_Instructions for the task_.
Make an exact copy of all the material below, apart from the pictures.

begin

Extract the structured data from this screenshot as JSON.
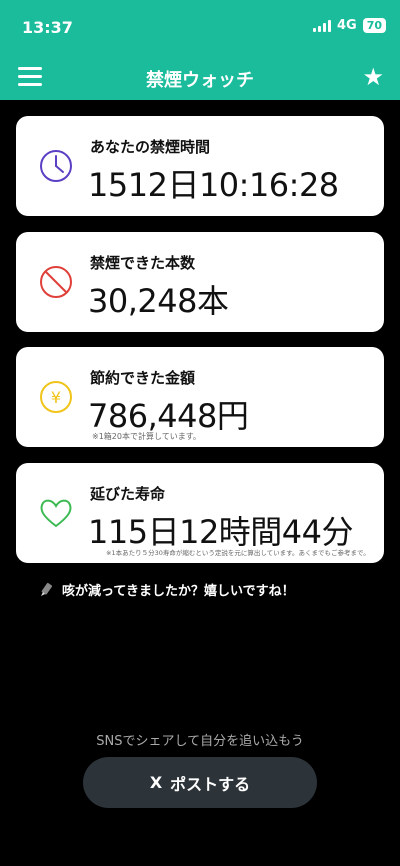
{
  "status": {
    "time": "13:37",
    "network": "4G",
    "battery": "70"
  },
  "header": {
    "title": "禁煙ウォッチ",
    "menu_icon": "hamburger-menu-icon",
    "favorite_icon": "star-icon"
  },
  "cards": [
    {
      "label": "あなたの禁煙時間",
      "value": "1512日10:16:28",
      "icon": "clock-icon",
      "color": "#5b3fc4"
    },
    {
      "label": "禁煙できた本数",
      "value": "30,248本",
      "icon": "no-sign-icon",
      "color": "#e0403a"
    },
    {
      "label": "節約できた金額",
      "value": "786,448円",
      "note": "※1箱20本で計算しています。",
      "icon": "yen-icon",
      "color": "#f0c419"
    },
    {
      "label": "延びた寿命",
      "value": "115日12時間44分",
      "note": "※1本あたり５分30寿命が縮むという定説を元に算出しています。あくまでもご参考まで。",
      "icon": "heart-icon",
      "color": "#3cba54"
    }
  ],
  "message": {
    "icon": "pencil-icon",
    "text": "咳が減ってきましたか？嬉しいですね！"
  },
  "share": {
    "caption": "SNSでシェアして自分を追い込もう",
    "button_label": "ポストする",
    "button_icon": "X"
  }
}
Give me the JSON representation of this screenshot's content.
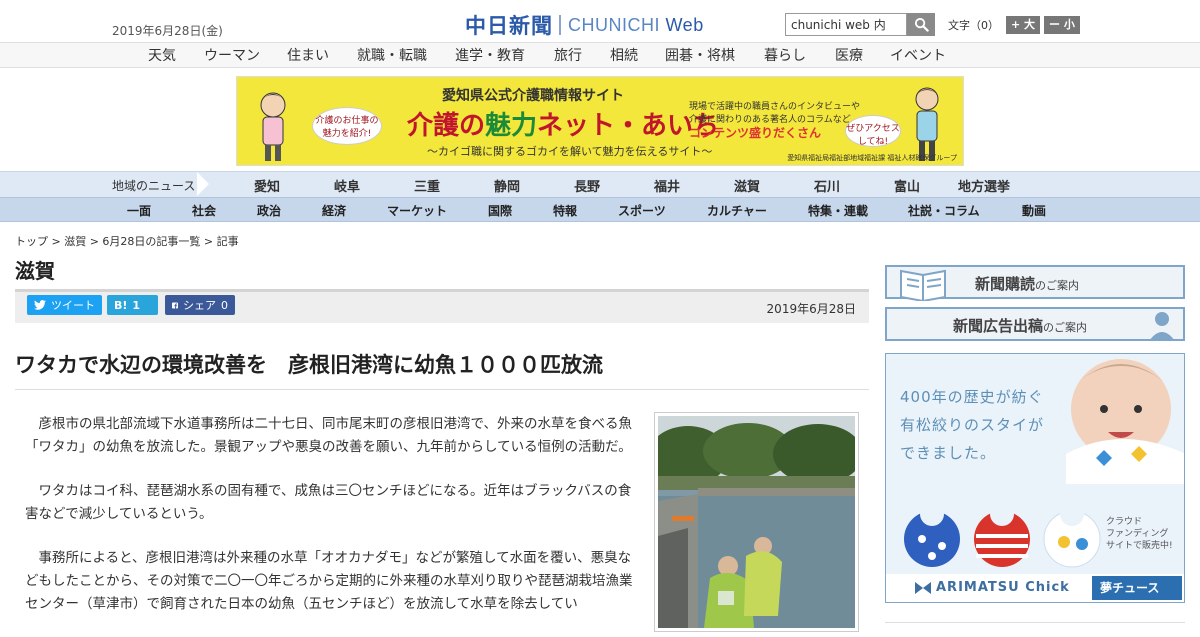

end

_Written answer_.
Extract the structured data from this screenshot as JSON.
{
  "status": {
    "time": "13:37",
    "network": "4G",
    "battery": "70"
  },
  "header": {
    "title": "禁煙ウォッチ",
    "menu_icon": "hamburger-menu-icon",
    "favorite_icon": "star-icon"
  },
  "cards": [
    {
      "label": "あなたの禁煙時間",
      "value": "1512日10:16:28",
      "icon": "clock-icon",
      "color": "#5b3fc4"
    },
    {
      "label": "禁煙できた本数",
      "value": "30,248本",
      "icon": "no-sign-icon",
      "color": "#e0403a"
    },
    {
      "label": "節約できた金額",
      "value": "786,448円",
      "note": "※1箱20本で計算しています。",
      "icon": "yen-icon",
      "color": "#f0c419"
    },
    {
      "label": "延びた寿命",
      "value": "115日12時間44分",
      "note": "※1本あたり５分30寿命が縮むという定説を元に算出しています。あくまでもご参考まで。",
      "icon": "heart-icon",
      "color": "#3cba54"
    }
  ],
  "message": {
    "icon": "pencil-icon",
    "text": "咳が減ってきましたか？嬉しいですね！"
  },
  "share": {
    "caption": "SNSでシェアして自分を追い込もう",
    "button_label": "ポストする",
    "button_icon": "X"
  }
}
Give me the JSON representation of this screenshot's content.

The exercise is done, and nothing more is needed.